START Material for this exercise
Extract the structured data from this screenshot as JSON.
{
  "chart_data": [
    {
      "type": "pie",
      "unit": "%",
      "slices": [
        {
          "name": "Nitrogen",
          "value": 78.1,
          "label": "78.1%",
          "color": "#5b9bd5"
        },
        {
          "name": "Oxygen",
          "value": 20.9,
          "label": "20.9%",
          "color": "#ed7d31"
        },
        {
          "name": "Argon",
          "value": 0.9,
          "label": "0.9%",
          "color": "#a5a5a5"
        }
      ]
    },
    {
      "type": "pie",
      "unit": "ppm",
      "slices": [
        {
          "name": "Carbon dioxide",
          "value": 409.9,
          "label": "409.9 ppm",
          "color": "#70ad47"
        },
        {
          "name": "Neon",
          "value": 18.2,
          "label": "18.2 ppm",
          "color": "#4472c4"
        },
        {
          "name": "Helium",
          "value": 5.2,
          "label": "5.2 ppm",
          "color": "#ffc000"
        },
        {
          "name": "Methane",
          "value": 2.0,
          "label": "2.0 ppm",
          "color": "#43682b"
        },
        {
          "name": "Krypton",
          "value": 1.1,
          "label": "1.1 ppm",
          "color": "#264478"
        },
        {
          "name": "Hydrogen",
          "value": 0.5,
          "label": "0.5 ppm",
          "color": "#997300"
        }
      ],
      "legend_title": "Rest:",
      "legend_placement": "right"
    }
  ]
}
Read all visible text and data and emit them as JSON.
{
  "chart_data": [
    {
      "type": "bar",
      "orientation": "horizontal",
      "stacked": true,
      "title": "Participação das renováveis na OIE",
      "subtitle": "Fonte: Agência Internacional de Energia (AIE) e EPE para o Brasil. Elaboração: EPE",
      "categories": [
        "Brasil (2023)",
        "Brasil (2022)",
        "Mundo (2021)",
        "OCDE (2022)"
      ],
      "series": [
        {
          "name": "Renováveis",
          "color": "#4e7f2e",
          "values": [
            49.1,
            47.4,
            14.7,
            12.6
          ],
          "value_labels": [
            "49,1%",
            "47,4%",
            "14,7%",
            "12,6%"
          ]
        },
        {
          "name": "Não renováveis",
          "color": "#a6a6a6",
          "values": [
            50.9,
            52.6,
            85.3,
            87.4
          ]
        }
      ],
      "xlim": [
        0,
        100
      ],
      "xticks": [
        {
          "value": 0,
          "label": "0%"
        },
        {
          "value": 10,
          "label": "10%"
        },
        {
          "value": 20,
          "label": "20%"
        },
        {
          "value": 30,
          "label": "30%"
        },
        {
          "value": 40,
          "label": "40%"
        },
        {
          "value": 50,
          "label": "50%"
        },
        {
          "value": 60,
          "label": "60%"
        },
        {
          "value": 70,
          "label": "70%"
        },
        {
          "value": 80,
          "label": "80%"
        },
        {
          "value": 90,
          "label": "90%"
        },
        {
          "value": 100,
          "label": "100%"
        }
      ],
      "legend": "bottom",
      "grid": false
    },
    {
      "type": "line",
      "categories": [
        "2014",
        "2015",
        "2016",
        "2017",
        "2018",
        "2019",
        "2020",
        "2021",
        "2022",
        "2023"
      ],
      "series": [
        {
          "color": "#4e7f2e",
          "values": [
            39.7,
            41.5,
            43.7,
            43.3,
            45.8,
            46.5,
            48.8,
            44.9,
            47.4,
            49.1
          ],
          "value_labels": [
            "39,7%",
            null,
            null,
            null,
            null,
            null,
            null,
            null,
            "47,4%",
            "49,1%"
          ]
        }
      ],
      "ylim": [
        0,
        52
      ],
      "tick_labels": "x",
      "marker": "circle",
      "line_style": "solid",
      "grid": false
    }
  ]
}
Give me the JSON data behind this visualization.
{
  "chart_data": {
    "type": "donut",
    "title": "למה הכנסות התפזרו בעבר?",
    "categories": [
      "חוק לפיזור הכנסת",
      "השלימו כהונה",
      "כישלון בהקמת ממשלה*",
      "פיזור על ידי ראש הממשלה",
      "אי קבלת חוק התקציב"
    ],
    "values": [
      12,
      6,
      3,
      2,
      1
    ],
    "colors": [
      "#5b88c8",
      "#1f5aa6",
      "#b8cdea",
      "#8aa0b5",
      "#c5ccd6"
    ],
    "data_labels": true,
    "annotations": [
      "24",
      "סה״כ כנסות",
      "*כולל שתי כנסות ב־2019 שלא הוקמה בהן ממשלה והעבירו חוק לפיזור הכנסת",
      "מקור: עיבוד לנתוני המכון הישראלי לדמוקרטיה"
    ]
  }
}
END Material for this exercise
START Material for this exercise
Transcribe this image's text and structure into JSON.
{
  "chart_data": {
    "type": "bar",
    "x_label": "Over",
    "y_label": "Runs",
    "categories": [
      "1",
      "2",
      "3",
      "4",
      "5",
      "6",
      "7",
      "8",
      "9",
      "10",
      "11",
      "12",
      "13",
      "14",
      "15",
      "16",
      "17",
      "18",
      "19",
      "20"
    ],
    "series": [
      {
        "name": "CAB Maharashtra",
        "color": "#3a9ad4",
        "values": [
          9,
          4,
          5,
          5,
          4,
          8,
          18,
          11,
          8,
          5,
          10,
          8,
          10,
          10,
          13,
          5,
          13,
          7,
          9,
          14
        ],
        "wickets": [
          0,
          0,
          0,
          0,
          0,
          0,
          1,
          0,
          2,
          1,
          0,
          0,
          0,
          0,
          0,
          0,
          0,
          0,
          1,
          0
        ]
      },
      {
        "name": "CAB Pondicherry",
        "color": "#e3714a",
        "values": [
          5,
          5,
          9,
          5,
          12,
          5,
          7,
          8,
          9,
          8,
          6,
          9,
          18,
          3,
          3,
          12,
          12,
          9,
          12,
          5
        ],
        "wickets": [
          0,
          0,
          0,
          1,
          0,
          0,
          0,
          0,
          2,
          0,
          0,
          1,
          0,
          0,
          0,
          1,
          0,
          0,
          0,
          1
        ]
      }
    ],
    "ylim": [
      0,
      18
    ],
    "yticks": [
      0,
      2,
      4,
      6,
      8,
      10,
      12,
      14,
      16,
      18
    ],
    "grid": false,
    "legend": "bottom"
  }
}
END Material for this exercise
▶ Aim
Wherever "לפיזור" shows up in a line, copy that line.

▶ Result
      "חוק לפיזור הכנסת",
      "*כולל שתי כנסות ב־2019 שלא הוקמה בהן ממשלה והעבירו חוק לפיזור הכנסת",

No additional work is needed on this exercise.